=== THE RECORDS ===
......
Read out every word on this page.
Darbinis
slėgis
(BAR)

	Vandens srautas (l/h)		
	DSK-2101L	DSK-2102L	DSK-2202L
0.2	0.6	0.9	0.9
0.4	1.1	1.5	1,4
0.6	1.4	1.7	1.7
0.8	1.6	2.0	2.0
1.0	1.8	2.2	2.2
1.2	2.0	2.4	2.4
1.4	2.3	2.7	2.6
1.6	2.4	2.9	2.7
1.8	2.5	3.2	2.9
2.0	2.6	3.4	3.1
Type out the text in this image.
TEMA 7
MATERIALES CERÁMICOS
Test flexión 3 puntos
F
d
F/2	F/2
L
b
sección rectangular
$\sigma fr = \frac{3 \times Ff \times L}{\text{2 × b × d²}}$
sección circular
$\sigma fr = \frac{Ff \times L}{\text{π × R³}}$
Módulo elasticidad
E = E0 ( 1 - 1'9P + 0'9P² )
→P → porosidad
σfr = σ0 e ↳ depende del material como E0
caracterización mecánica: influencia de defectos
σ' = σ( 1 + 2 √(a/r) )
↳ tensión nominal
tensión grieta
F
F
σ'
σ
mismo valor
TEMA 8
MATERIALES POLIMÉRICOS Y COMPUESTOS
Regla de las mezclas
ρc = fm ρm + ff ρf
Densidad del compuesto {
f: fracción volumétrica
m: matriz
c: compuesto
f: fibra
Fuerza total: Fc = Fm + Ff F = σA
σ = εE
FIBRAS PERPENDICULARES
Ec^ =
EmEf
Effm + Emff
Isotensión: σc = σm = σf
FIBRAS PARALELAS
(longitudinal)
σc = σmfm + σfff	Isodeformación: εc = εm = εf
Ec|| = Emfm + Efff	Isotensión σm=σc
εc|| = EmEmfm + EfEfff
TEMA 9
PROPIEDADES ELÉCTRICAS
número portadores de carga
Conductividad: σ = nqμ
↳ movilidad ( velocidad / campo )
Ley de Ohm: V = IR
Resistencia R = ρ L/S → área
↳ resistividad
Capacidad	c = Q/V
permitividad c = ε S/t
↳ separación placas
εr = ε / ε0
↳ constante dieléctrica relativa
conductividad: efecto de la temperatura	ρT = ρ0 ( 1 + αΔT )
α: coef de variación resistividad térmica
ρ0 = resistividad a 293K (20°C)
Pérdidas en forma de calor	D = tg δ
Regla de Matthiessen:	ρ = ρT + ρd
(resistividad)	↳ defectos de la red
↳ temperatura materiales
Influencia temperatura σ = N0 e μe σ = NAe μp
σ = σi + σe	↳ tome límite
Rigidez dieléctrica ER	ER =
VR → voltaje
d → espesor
......
=== WHAT TO DO ===
Note each line of the entries that has "Regla" in it, and copy those lines.

=== CORRECT OUTPUT ===
Regla de las mezclas
Regla de Matthiessen:	ρ = ρT + ρd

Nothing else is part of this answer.